-- WHAT YOU WILL DO --
Write every entry out again exactly, please, and skip the pictures.

⟨

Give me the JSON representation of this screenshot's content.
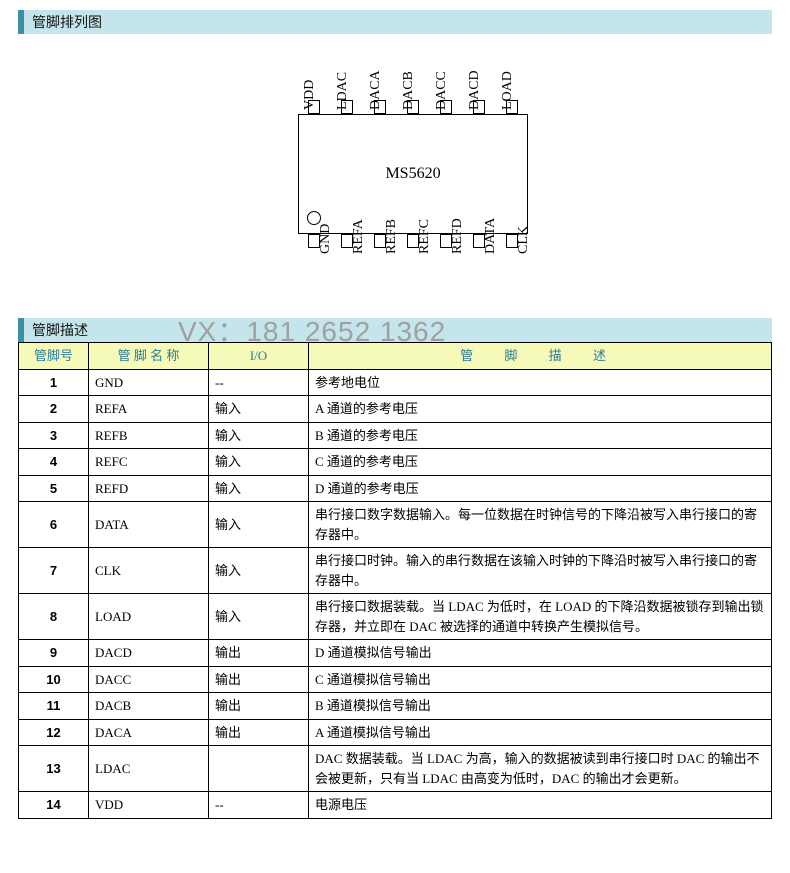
{
  "sections": {
    "pinout_title": "管脚排列图",
    "pindesc_title": "管脚描述"
  },
  "chip": {
    "name": "MS5620",
    "top_pins": [
      "VDD",
      "LDAC",
      "DACA",
      "DACB",
      "DACC",
      "DACD",
      "LOAD"
    ],
    "bottom_pins": [
      "GND",
      "REFA",
      "REFB",
      "REFC",
      "REFD",
      "DATA",
      "CLK"
    ]
  },
  "watermark": "VX：181 2652 1362",
  "table": {
    "headers": {
      "pinno": "管脚号",
      "name": "管 脚 名 称",
      "io": "I/O",
      "desc": "管  脚  描  述"
    },
    "rows": [
      {
        "pinno": "1",
        "name": "GND",
        "io": "--",
        "desc": "参考地电位"
      },
      {
        "pinno": "2",
        "name": "REFA",
        "io": "输入",
        "desc": "A 通道的参考电压"
      },
      {
        "pinno": "3",
        "name": "REFB",
        "io": "输入",
        "desc": "B 通道的参考电压"
      },
      {
        "pinno": "4",
        "name": "REFC",
        "io": "输入",
        "desc": "C 通道的参考电压"
      },
      {
        "pinno": "5",
        "name": "REFD",
        "io": "输入",
        "desc": "D 通道的参考电压"
      },
      {
        "pinno": "6",
        "name": "DATA",
        "io": "输入",
        "desc": "串行接口数字数据输入。每一位数据在时钟信号的下降沿被写入串行接口的寄存器中。"
      },
      {
        "pinno": "7",
        "name": "CLK",
        "io": "输入",
        "desc": "串行接口时钟。输入的串行数据在该输入时钟的下降沿时被写入串行接口的寄存器中。"
      },
      {
        "pinno": "8",
        "name": "LOAD",
        "io": "输入",
        "desc": "串行接口数据装载。当 LDAC 为低时，在 LOAD 的下降沿数据被锁存到输出锁存器，并立即在 DAC 被选择的通道中转换产生模拟信号。"
      },
      {
        "pinno": "9",
        "name": "DACD",
        "io": "输出",
        "desc": "D 通道模拟信号输出"
      },
      {
        "pinno": "10",
        "name": "DACC",
        "io": "输出",
        "desc": "C 通道模拟信号输出"
      },
      {
        "pinno": "11",
        "name": "DACB",
        "io": "输出",
        "desc": "B 通道模拟信号输出"
      },
      {
        "pinno": "12",
        "name": "DACA",
        "io": "输出",
        "desc": "A 通道模拟信号输出"
      },
      {
        "pinno": "13",
        "name": "LDAC",
        "io": "",
        "desc": "DAC 数据装载。当 LDAC 为高，输入的数据被读到串行接口时 DAC 的输出不会被更新，只有当 LDAC 由高变为低时，DAC 的输出才会更新。"
      },
      {
        "pinno": "14",
        "name": "VDD",
        "io": "--",
        "desc": "电源电压"
      }
    ]
  },
  "style": {
    "header_bg": "#c5e5ec",
    "header_border": "#3b90a7",
    "th_bg": "#f6fab8",
    "th_color": "#2a7a9a"
  }
}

⟩

-- FINAL RESULT --
Give me the JSON representation of this screenshot's content.
{
  "sections": {
    "pinout_title": "管脚排列图",
    "pindesc_title": "管脚描述"
  },
  "chip": {
    "name": "MS5620",
    "top_pins": [
      "VDD",
      "LDAC",
      "DACA",
      "DACB",
      "DACC",
      "DACD",
      "LOAD"
    ],
    "bottom_pins": [
      "GND",
      "REFA",
      "REFB",
      "REFC",
      "REFD",
      "DATA",
      "CLK"
    ]
  },
  "watermark": "VX：181 2652 1362",
  "table": {
    "headers": {
      "pinno": "管脚号",
      "name": "管 脚 名 称",
      "io": "I/O",
      "desc": "管  脚  描  述"
    },
    "rows": [
      {
        "pinno": "1",
        "name": "GND",
        "io": "--",
        "desc": "参考地电位"
      },
      {
        "pinno": "2",
        "name": "REFA",
        "io": "输入",
        "desc": "A 通道的参考电压"
      },
      {
        "pinno": "3",
        "name": "REFB",
        "io": "输入",
        "desc": "B 通道的参考电压"
      },
      {
        "pinno": "4",
        "name": "REFC",
        "io": "输入",
        "desc": "C 通道的参考电压"
      },
      {
        "pinno": "5",
        "name": "REFD",
        "io": "输入",
        "desc": "D 通道的参考电压"
      },
      {
        "pinno": "6",
        "name": "DATA",
        "io": "输入",
        "desc": "串行接口数字数据输入。每一位数据在时钟信号的下降沿被写入串行接口的寄存器中。"
      },
      {
        "pinno": "7",
        "name": "CLK",
        "io": "输入",
        "desc": "串行接口时钟。输入的串行数据在该输入时钟的下降沿时被写入串行接口的寄存器中。"
      },
      {
        "pinno": "8",
        "name": "LOAD",
        "io": "输入",
        "desc": "串行接口数据装载。当 LDAC 为低时，在 LOAD 的下降沿数据被锁存到输出锁存器，并立即在 DAC 被选择的通道中转换产生模拟信号。"
      },
      {
        "pinno": "9",
        "name": "DACD",
        "io": "输出",
        "desc": "D 通道模拟信号输出"
      },
      {
        "pinno": "10",
        "name": "DACC",
        "io": "输出",
        "desc": "C 通道模拟信号输出"
      },
      {
        "pinno": "11",
        "name": "DACB",
        "io": "输出",
        "desc": "B 通道模拟信号输出"
      },
      {
        "pinno": "12",
        "name": "DACA",
        "io": "输出",
        "desc": "A 通道模拟信号输出"
      },
      {
        "pinno": "13",
        "name": "LDAC",
        "io": "",
        "desc": "DAC 数据装载。当 LDAC 为高，输入的数据被读到串行接口时 DAC 的输出不会被更新，只有当 LDAC 由高变为低时，DAC 的输出才会更新。"
      },
      {
        "pinno": "14",
        "name": "VDD",
        "io": "--",
        "desc": "电源电压"
      }
    ]
  },
  "style": {
    "header_bg": "#c5e5ec",
    "header_border": "#3b90a7",
    "th_bg": "#f6fab8",
    "th_color": "#2a7a9a"
  }
}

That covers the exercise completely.